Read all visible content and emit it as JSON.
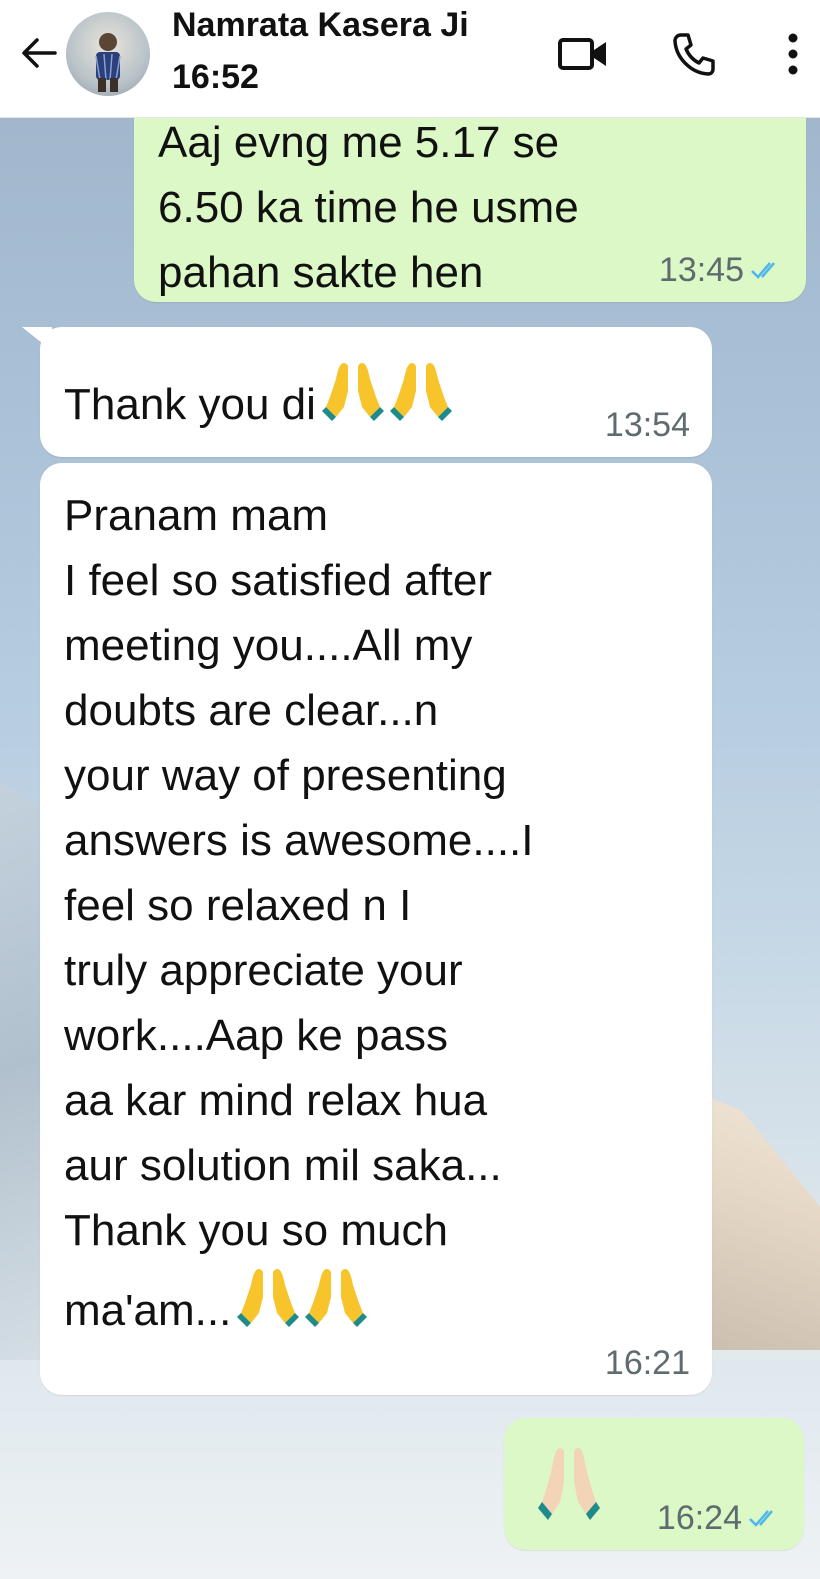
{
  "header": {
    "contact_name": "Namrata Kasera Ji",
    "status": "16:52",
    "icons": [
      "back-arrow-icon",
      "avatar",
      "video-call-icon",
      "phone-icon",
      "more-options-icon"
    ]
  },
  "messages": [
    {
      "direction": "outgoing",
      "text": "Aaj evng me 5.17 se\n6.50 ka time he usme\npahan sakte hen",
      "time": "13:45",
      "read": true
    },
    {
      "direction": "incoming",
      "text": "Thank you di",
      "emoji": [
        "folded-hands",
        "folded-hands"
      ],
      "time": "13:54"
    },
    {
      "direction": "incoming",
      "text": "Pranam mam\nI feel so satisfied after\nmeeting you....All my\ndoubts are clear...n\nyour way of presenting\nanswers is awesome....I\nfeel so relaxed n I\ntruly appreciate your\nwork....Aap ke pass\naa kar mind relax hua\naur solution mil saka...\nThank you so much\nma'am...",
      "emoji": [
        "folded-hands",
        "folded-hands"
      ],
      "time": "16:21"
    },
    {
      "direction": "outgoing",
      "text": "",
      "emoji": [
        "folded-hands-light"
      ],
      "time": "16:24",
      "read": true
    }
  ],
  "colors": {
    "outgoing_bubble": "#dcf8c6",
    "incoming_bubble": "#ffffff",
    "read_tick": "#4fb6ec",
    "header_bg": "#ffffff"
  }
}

══════════════════════════════

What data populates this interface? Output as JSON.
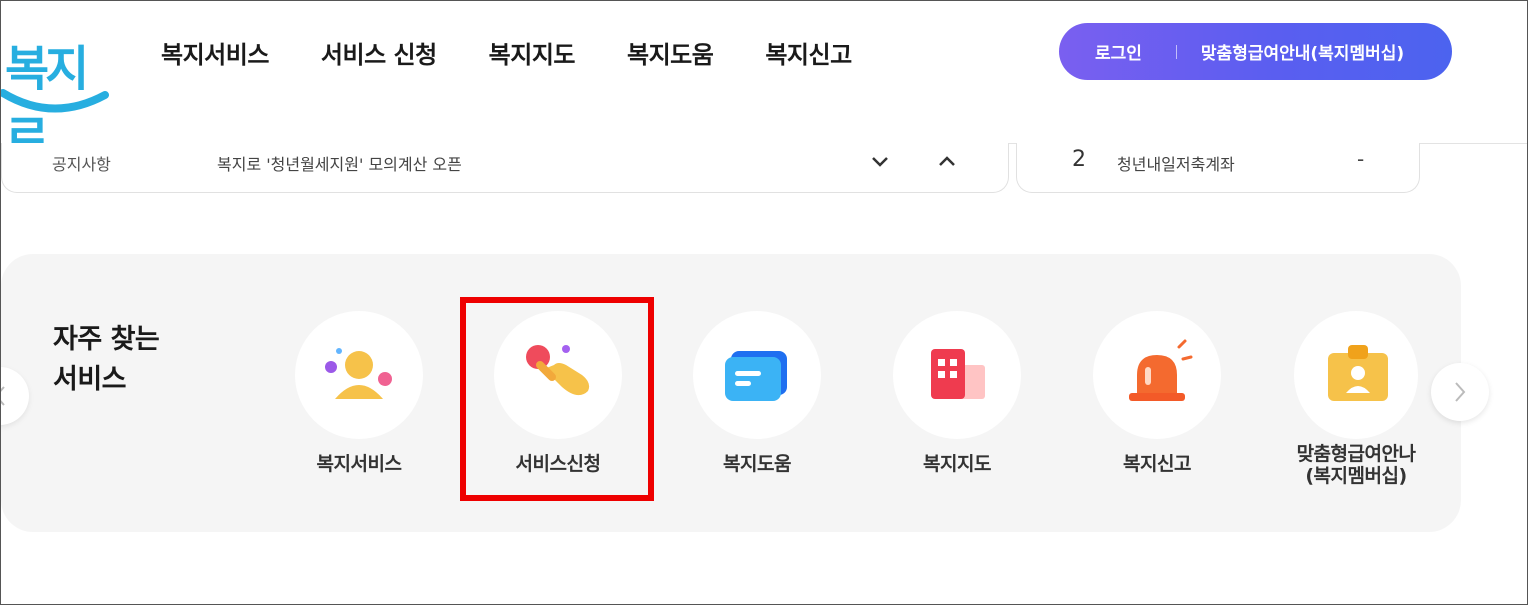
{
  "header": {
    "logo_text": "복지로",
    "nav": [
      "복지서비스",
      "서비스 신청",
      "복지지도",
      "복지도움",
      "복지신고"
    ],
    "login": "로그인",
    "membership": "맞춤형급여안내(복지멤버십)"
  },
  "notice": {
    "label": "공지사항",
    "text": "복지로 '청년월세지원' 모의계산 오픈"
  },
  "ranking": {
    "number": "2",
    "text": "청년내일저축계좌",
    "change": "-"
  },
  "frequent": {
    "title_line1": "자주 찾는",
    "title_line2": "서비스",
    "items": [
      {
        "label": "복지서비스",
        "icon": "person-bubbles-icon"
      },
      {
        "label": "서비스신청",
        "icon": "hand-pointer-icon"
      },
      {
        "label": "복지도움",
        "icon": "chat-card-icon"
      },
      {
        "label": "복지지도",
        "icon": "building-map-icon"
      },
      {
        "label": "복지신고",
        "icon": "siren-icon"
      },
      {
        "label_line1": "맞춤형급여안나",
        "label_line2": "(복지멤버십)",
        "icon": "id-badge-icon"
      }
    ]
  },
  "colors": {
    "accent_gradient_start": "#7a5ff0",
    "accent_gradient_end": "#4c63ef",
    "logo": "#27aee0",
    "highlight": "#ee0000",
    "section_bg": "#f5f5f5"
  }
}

══════════════════════════════

=== THE REQUEST ===
Pull out each line of the records holding the string "복지멤버십".

=== RESPONSE TO THE TASK ===
    "membership": "맞춤형급여안내(복지멤버십)"
        "label_line2": "(복지멤버십)",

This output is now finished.